**Records for the exercise**.
--- Begin ---

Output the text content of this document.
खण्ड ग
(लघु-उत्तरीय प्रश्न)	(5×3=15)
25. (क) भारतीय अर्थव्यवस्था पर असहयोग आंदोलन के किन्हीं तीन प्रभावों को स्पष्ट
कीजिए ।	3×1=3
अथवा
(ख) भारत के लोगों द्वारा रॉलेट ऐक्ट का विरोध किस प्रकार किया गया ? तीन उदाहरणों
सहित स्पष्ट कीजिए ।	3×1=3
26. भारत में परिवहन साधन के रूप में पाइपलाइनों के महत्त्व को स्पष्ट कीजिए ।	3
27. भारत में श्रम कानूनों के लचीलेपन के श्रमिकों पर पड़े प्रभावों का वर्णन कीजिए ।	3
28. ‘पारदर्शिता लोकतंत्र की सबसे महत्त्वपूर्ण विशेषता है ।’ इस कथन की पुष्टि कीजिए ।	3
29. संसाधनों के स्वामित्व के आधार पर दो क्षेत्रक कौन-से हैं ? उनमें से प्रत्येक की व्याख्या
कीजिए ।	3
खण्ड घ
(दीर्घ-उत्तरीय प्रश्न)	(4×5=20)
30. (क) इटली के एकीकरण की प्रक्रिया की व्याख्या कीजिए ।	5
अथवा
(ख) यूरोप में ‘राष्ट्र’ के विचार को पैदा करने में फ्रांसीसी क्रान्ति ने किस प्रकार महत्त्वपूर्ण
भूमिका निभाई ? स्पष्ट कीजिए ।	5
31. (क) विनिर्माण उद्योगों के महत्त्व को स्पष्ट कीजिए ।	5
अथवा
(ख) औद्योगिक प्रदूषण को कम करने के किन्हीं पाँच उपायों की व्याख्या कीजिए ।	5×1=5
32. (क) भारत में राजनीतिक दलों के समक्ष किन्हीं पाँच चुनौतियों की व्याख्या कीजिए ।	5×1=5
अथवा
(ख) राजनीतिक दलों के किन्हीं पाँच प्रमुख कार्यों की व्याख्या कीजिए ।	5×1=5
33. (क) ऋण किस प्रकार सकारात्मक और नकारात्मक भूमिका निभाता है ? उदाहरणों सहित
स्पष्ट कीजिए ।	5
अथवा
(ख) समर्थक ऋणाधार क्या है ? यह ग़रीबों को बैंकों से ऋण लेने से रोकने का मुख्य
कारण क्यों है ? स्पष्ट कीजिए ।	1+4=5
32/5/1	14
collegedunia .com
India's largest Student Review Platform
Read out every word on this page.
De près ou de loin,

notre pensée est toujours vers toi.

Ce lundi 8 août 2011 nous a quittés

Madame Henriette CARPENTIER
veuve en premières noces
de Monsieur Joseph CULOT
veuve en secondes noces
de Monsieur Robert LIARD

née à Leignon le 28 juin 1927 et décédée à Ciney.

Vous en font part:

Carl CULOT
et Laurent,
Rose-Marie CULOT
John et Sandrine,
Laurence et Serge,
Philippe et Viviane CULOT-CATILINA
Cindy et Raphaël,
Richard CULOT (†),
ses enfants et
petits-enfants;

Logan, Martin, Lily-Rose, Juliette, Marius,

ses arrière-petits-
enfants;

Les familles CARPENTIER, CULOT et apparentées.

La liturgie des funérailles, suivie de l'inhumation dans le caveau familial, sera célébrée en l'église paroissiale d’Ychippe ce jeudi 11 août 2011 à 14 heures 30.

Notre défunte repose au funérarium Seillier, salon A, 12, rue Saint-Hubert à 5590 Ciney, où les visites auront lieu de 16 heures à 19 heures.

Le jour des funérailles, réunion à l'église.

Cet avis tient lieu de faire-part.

--- End ---

**Task objective**. Repeat the data above exactly.

**Exercise answer**.
Output the text content of this document.
खण्ड ग
(लघु-उत्तरीय प्रश्न)	(5×3=15)
25. (क) भारतीय अर्थव्यवस्था पर असहयोग आंदोलन के किन्हीं तीन प्रभावों को स्पष्ट
कीजिए ।	3×1=3
अथवा
(ख) भारत के लोगों द्वारा रॉलेट ऐक्ट का विरोध किस प्रकार किया गया ? तीन उदाहरणों
सहित स्पष्ट कीजिए ।	3×1=3
26. भारत में परिवहन साधन के रूप में पाइपलाइनों के महत्त्व को स्पष्ट कीजिए ।	3
27. भारत में श्रम कानूनों के लचीलेपन के श्रमिकों पर पड़े प्रभावों का वर्णन कीजिए ।	3
28. ‘पारदर्शिता लोकतंत्र की सबसे महत्त्वपूर्ण विशेषता है ।’ इस कथन की पुष्टि कीजिए ।	3
29. संसाधनों के स्वामित्व के आधार पर दो क्षेत्रक कौन-से हैं ? उनमें से प्रत्येक की व्याख्या
कीजिए ।	3
खण्ड घ
(दीर्घ-उत्तरीय प्रश्न)	(4×5=20)
30. (क) इटली के एकीकरण की प्रक्रिया की व्याख्या कीजिए ।	5
अथवा
(ख) यूरोप में ‘राष्ट्र’ के विचार को पैदा करने में फ्रांसीसी क्रान्ति ने किस प्रकार महत्त्वपूर्ण
भूमिका निभाई ? स्पष्ट कीजिए ।	5
31. (क) विनिर्माण उद्योगों के महत्त्व को स्पष्ट कीजिए ।	5
अथवा
(ख) औद्योगिक प्रदूषण को कम करने के किन्हीं पाँच उपायों की व्याख्या कीजिए ।	5×1=5
32. (क) भारत में राजनीतिक दलों के समक्ष किन्हीं पाँच चुनौतियों की व्याख्या कीजिए ।	5×1=5
अथवा
(ख) राजनीतिक दलों के किन्हीं पाँच प्रमुख कार्यों की व्याख्या कीजिए ।	5×1=5
33. (क) ऋण किस प्रकार सकारात्मक और नकारात्मक भूमिका निभाता है ? उदाहरणों सहित
स्पष्ट कीजिए ।	5
अथवा
(ख) समर्थक ऋणाधार क्या है ? यह ग़रीबों को बैंकों से ऋण लेने से रोकने का मुख्य
कारण क्यों है ? स्पष्ट कीजिए ।	1+4=5
32/5/1	14
collegedunia .com
India's largest Student Review Platform
Read out every word on this page.
De près ou de loin,

notre pensée est toujours vers toi.

Ce lundi 8 août 2011 nous a quittés

Madame Henriette CARPENTIER
veuve en premières noces
de Monsieur Joseph CULOT
veuve en secondes noces
de Monsieur Robert LIARD

née à Leignon le 28 juin 1927 et décédée à Ciney.

Vous en font part:

Carl CULOT
et Laurent,
Rose-Marie CULOT
John et Sandrine,
Laurence et Serge,
Philippe et Viviane CULOT-CATILINA
Cindy et Raphaël,
Richard CULOT (†),
ses enfants et
petits-enfants;

Logan, Martin, Lily-Rose, Juliette, Marius,

ses arrière-petits-
enfants;

Les familles CARPENTIER, CULOT et apparentées.

La liturgie des funérailles, suivie de l'inhumation dans le caveau familial, sera célébrée en l'église paroissiale d’Ychippe ce jeudi 11 août 2011 à 14 heures 30.

Notre défunte repose au funérarium Seillier, salon A, 12, rue Saint-Hubert à 5590 Ciney, où les visites auront lieu de 16 heures à 19 heures.

Le jour des funérailles, réunion à l'église.

Cet avis tient lieu de faire-part.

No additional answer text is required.